→ EXERCISE MATERIAL
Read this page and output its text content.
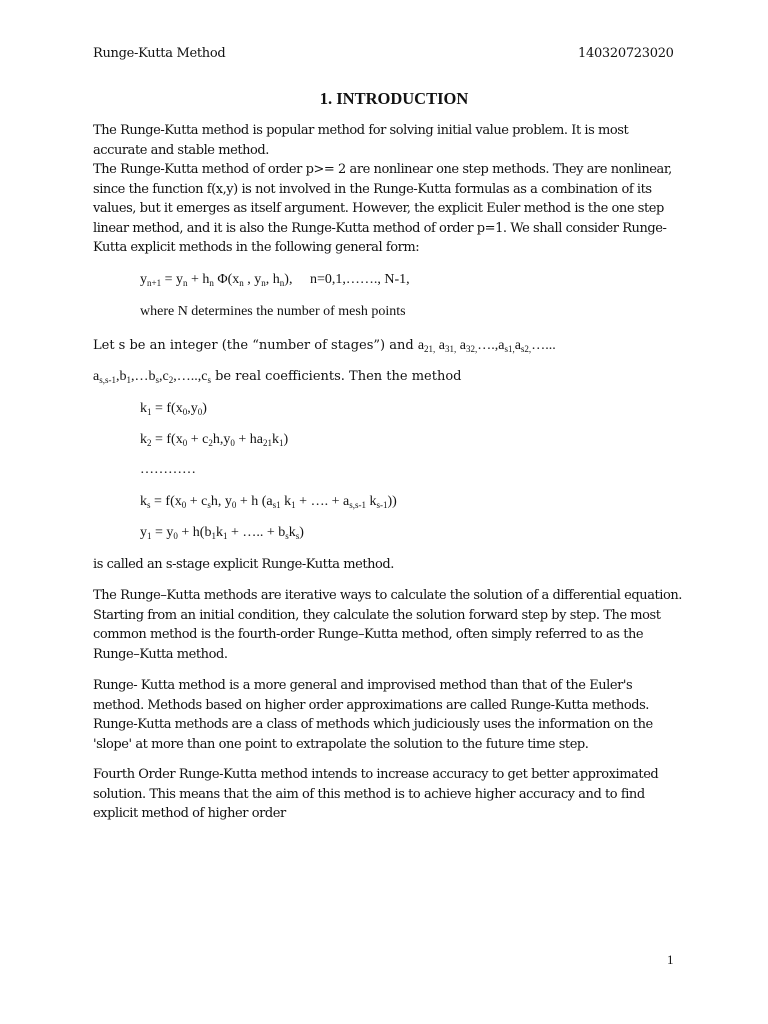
Runge-Kutta Method	140320723020
1. INTRODUCTION

The Runge-Kutta method is popular method for solving initial value problem. It is most accurate and stable method.

The Runge-Kutta method of order p>= 2 are nonlinear one step methods. They are nonlinear, since the function f(x,y) is not involved in the Runge-Kutta formulas as a combination of its values, but it emerges as itself argument. However, the explicit Euler method is the one step linear method, and it is also the Runge-Kutta method of order p=1. We shall consider Runge-Kutta explicit methods in the following general form:

$y_{n+1} = y_n + h_n$ $\Phi(x_n$ , $y_n$, $h_n$),     n=0,1,……., N-1,
where N determines the number of mesh points
Let s be an integer (the “number of stages”) and $a_{21,}$ $a_{31,}$ $a_{32,}\dots.,a_{s1,}a_{s2,}\dots$...
$a_{s,s-1},b_1,\dots b_s,c_2,\dots..,c_s$ be real coefficients. Then the method
$k_1 = f(x_0,y_0)$
$k_2 = f(x_0 + c_2h,y_0 + ha_{21}k_1)$
…………
$k_s = f(x_0 + c_sh$, $y_0 + h$ ($a_{s1}$ $k_1$ + …. + $a_{s,s-1}$ $k_{s-1}$))
$y_1 = y_0 + h(b_1k_1$ + ….. + $b_sk_s$)
is called an s-stage explicit Runge-Kutta method.
The Runge–Kutta methods are iterative ways to calculate the solution of a differential equation. Starting from an initial condition, they calculate the solution forward step by step. The most common method is the fourth-order Runge–Kutta method, often simply referred to as the Runge–Kutta method.
Runge- Kutta method is a more general and improvised method than that of the Euler's method. Methods based on higher order approximations are called Runge-Kutta methods. Runge-Kutta methods are a class of methods which judiciously uses the information on the 'slope' at more than one point to extrapolate the solution to the future time step.
Fourth Order Runge-Kutta method intends to increase accuracy to get better approximated solution. This means that the aim of this method is to achieve higher accuracy and to find explicit method of higher order
1
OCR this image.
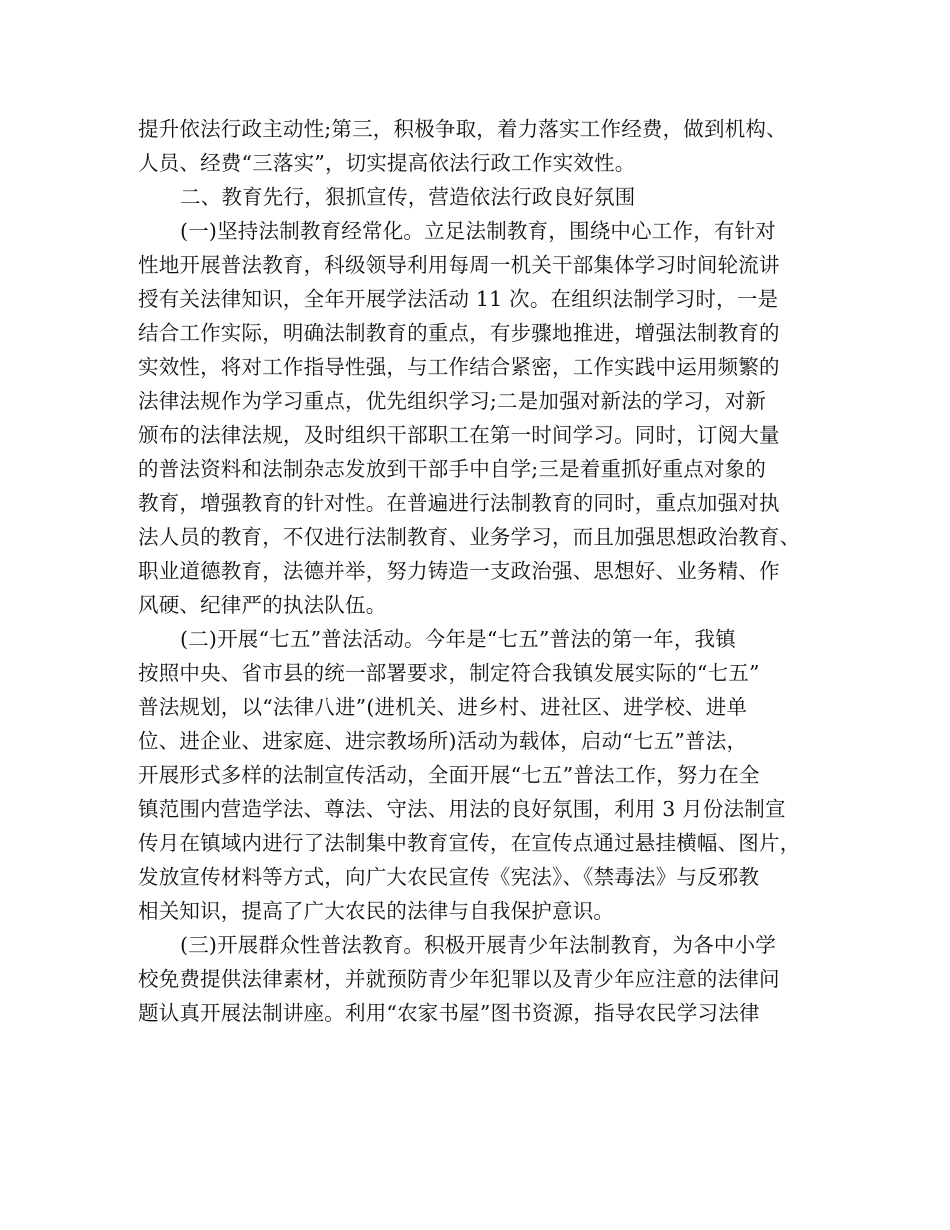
提升依法行政主动性;第三，积极争取，着力落实工作经费，做到机构、
人员、经费“三落实”，切实提高依法行政工作实效性。
二、教育先行，狠抓宣传，营造依法行政良好氛围
(一)坚持法制教育经常化。立足法制教育，围绕中心工作，有针对
性地开展普法教育，科级领导利用每周一机关干部集体学习时间轮流讲
授有关法律知识，全年开展学法活动 11 次。在组织法制学习时，一是
结合工作实际，明确法制教育的重点，有步骤地推进，增强法制教育的
实效性，将对工作指导性强，与工作结合紧密，工作实践中运用频繁的
法律法规作为学习重点，优先组织学习;二是加强对新法的学习，对新
颁布的法律法规，及时组织干部职工在第一时间学习。同时，订阅大量
的普法资料和法制杂志发放到干部手中自学;三是着重抓好重点对象的
教育，增强教育的针对性。在普遍进行法制教育的同时，重点加强对执
法人员的教育，不仅进行法制教育、业务学习，而且加强思想政治教育、
职业道德教育，法德并举，努力铸造一支政治强、思想好、业务精、作
风硬、纪律严的执法队伍。
(二)开展“七五”普法活动。今年是“七五”普法的第一年，我镇
按照中央、省市县的统一部署要求，制定符合我镇发展实际的“七五”
普法规划，以“法律八进”(进机关、进乡村、进社区、进学校、进单
位、进企业、进家庭、进宗教场所)活动为载体，启动“七五”普法，
开展形式多样的法制宣传活动，全面开展“七五”普法工作，努力在全
镇范围内营造学法、尊法、守法、用法的良好氛围，利用 3 月份法制宣
传月在镇域内进行了法制集中教育宣传，在宣传点通过悬挂横幅、图片，
发放宣传材料等方式，向广大农民宣传《宪法》、《禁毒法》与反邪教
相关知识，提高了广大农民的法律与自我保护意识。
(三)开展群众性普法教育。积极开展青少年法制教育，为各中小学
校免费提供法律素材，并就预防青少年犯罪以及青少年应注意的法律问
题认真开展法制讲座。利用“农家书屋”图书资源，指导农民学习法律
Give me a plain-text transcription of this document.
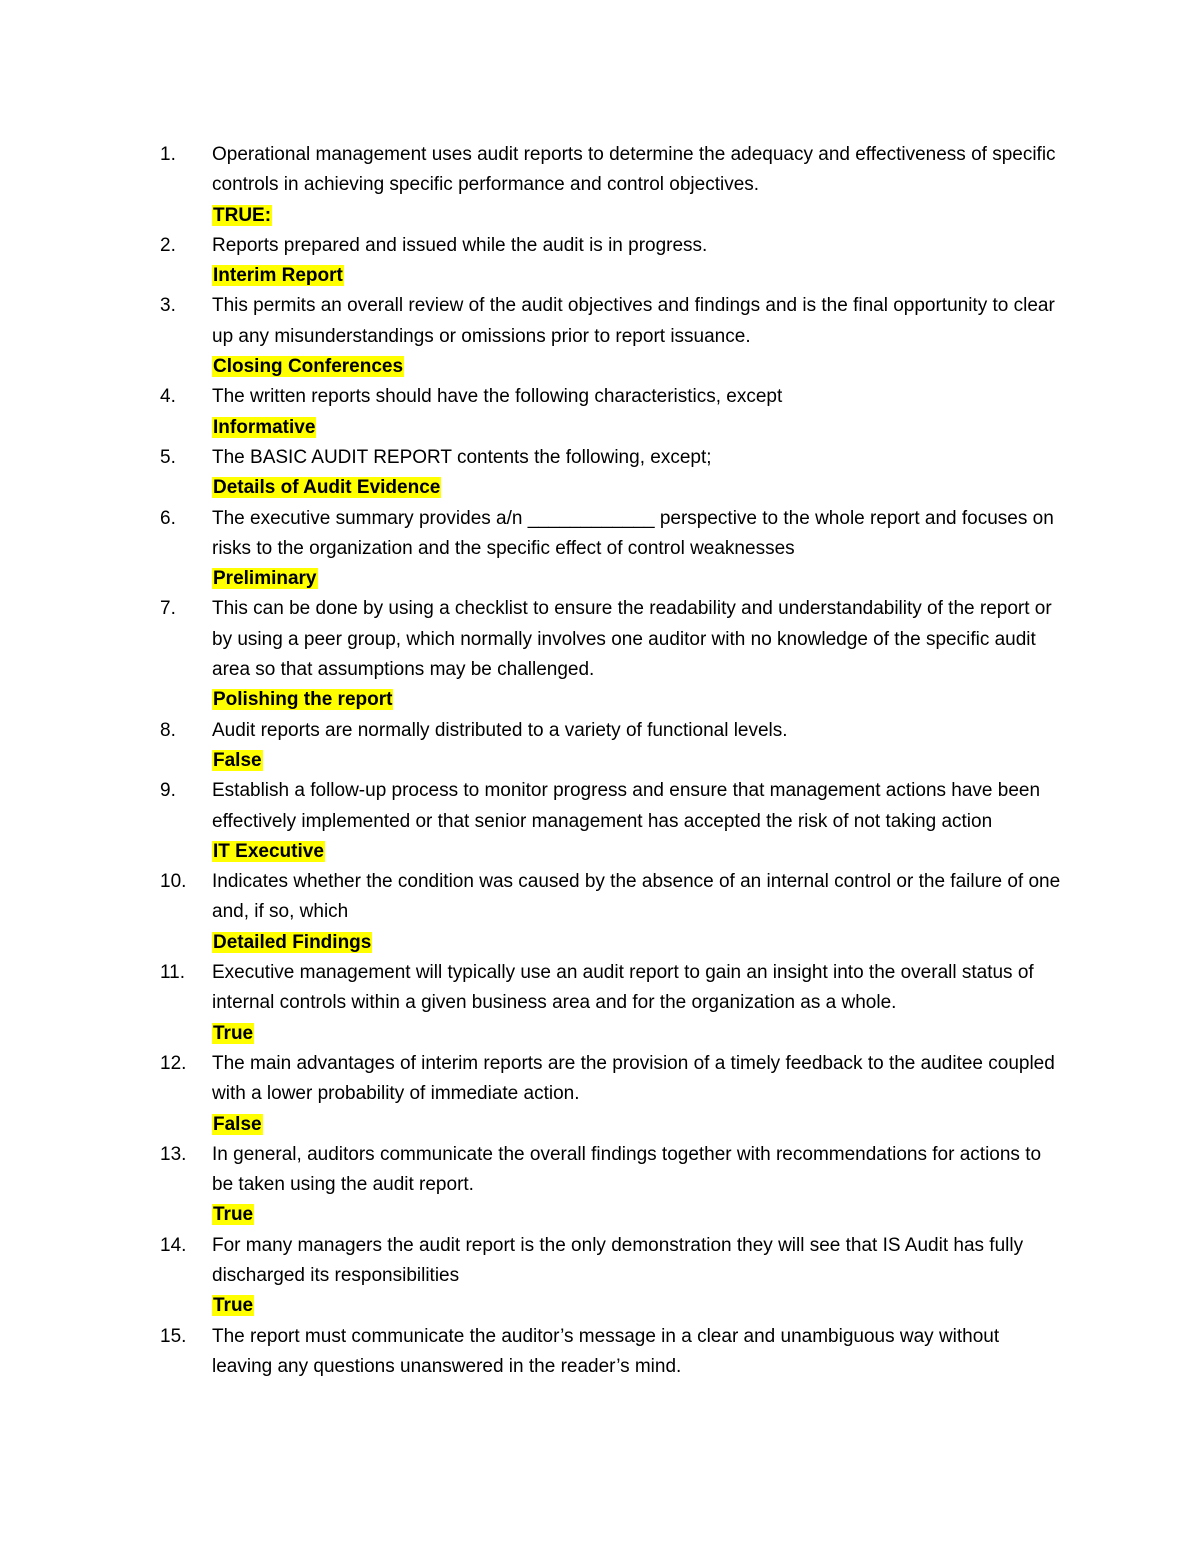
1.	Operational management uses audit reports to determine the adequacy and effectiveness of specific controls in achieving specific performance and control objectives.
TRUE:
2.	Reports prepared and issued while the audit is in progress.
Interim Report
3.	This permits an overall review of the audit objectives and findings and is the final opportunity to clear up any misunderstandings or omissions prior to report issuance.
Closing Conferences
4.	The written reports should have the following characteristics, except
Informative
5.	The BASIC AUDIT REPORT contents the following, except;
Details of Audit Evidence
6.	The executive summary provides a/n ____________ perspective to the whole report and focuses on risks to the organization and the specific effect of control weaknesses
Preliminary
7.	This can be done by using a checklist to ensure the readability and understandability of the report or by using a peer group, which normally involves one auditor with no knowledge of the specific audit area so that assumptions may be challenged.
Polishing the report
8.	Audit reports are normally distributed to a variety of functional levels.
False
9.	Establish a follow-up process to monitor progress and ensure that management actions have been effectively implemented or that senior management has accepted the risk of not taking action
IT Executive
10.	Indicates whether the condition was caused by the absence of an internal control or the failure of one and, if so, which
Detailed Findings
11.	Executive management will typically use an audit report to gain an insight into the overall status of internal controls within a given business area and for the organization as a whole.
True
12.	The main advantages of interim reports are the provision of a timely feedback to the auditee coupled with a lower probability of immediate action.
False
13.	In general, auditors communicate the overall findings together with recommendations for actions to be taken using the audit report.
True
14.	For many managers the audit report is the only demonstration they will see that IS Audit has fully discharged its responsibilities
True
15.	The report must communicate the auditor’s message in a clear and unambiguous way without leaving any questions unanswered in the reader’s mind.
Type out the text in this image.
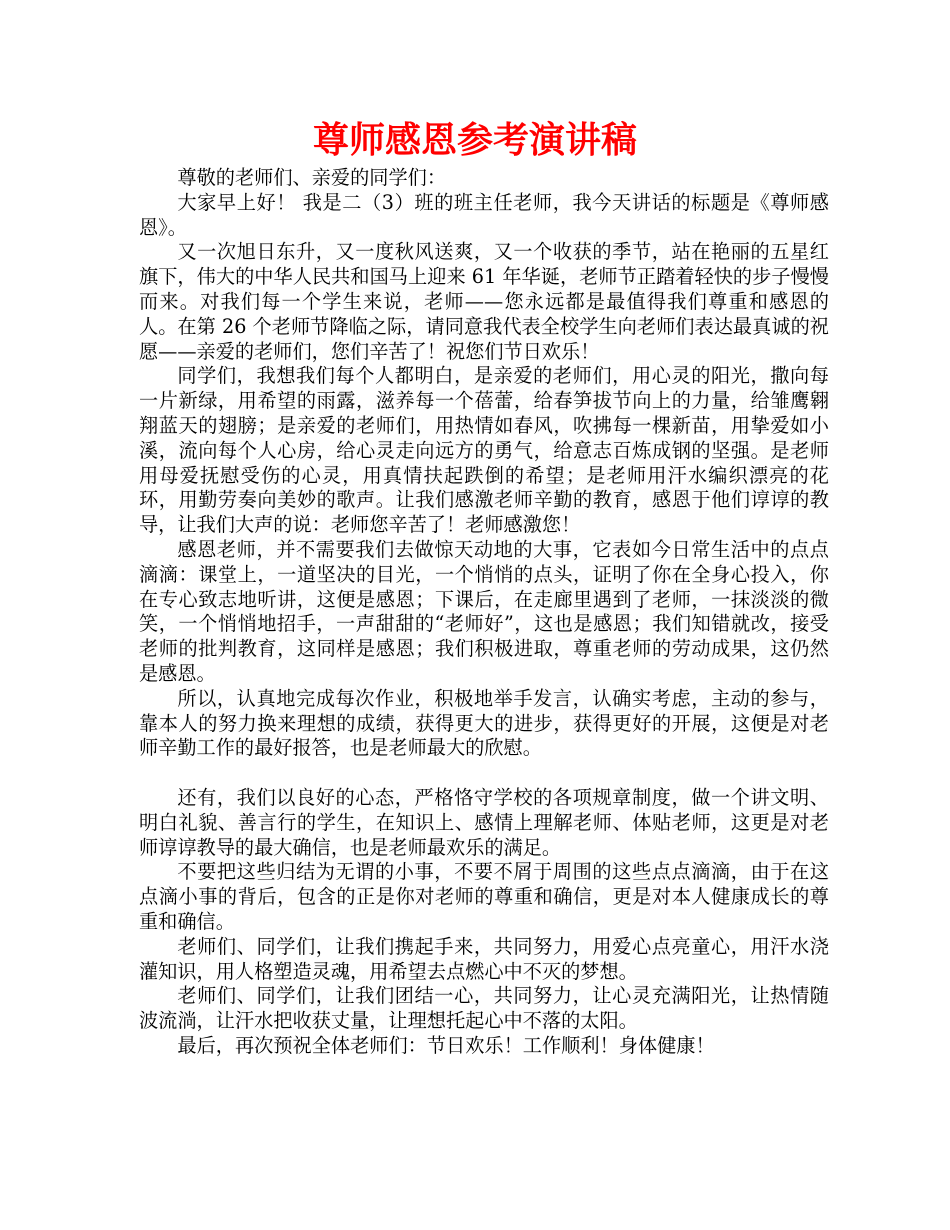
尊师感恩参考演讲稿

尊敬的老师们、亲爱的同学们：

大家早上好！ 我是二（3）班的班主任老师，我今天讲话的标题是《尊师感恩》。

又一次旭日东升，又一度秋风送爽，又一个收获的季节，站在艳丽的五星红旗下，伟大的中华人民共和国马上迎来 61 年华诞，老师节正踏着轻快的步子慢慢而来。对我们每一个学生来说，老师——您永远都是最值得我们尊重和感恩的人。在第 26 个老师节降临之际，请同意我代表全校学生向老师们表达最真诚的祝愿——亲爱的老师们，您们辛苦了！祝您们节日欢乐！

同学们，我想我们每个人都明白，是亲爱的老师们，用心灵的阳光，撒向每一片新绿，用希望的雨露，滋养每一个蓓蕾，给春笋拔节向上的力量，给雏鹰翱翔蓝天的翅膀；是亲爱的老师们，用热情如春风，吹拂每一棵新苗，用挚爱如小溪，流向每个人心房，给心灵走向远方的勇气，给意志百炼成钢的坚强。是老师用母爱抚慰受伤的心灵，用真情扶起跌倒的希望；是老师用汗水编织漂亮的花环，用勤劳奏向美妙的歌声。让我们感激老师辛勤的教育，感恩于他们谆谆的教导，让我们大声的说：老师您辛苦了！老师感激您！

感恩老师，并不需要我们去做惊天动地的大事，它表如今日常生活中的点点滴滴：课堂上，一道坚决的目光，一个悄悄的点头，证明了你在全身心投入，你在专心致志地听讲，这便是感恩；下课后，在走廊里遇到了老师，一抹淡淡的微笑，一个悄悄地招手，一声甜甜的“老师好”，这也是感恩；我们知错就改，接受老师的批判教育，这同样是感恩；我们积极进取，尊重老师的劳动成果，这仍然是感恩。

所以，认真地完成每次作业，积极地举手发言，认确实考虑，主动的参与，靠本人的努力换来理想的成绩，获得更大的进步，获得更好的开展，这便是对老师辛勤工作的最好报答，也是老师最大的欣慰。

还有，我们以良好的心态，严格恪守学校的各项规章制度，做一个讲文明、明白礼貌、善言行的学生，在知识上、感情上理解老师、体贴老师，这更是对老师谆谆教导的最大确信，也是老师最欢乐的满足。

不要把这些归结为无谓的小事，不要不屑于周围的这些点点滴滴，由于在这点滴小事的背后，包含的正是你对老师的尊重和确信，更是对本人健康成长的尊重和确信。

老师们、同学们，让我们携起手来，共同努力，用爱心点亮童心，用汗水浇灌知识，用人格塑造灵魂，用希望去点燃心中不灭的梦想。

老师们、同学们，让我们团结一心，共同努力，让心灵充满阳光，让热情随波流淌，让汗水把收获丈量，让理想托起心中不落的太阳。

最后，再次预祝全体老师们：节日欢乐！工作顺利！身体健康！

→ INSTRUCTIONS FOR THE TASK
Show the lines where the word "image" appears in the entries.

→ RESULT OF THIS TASK
OCR this image.
Type out the text in this image.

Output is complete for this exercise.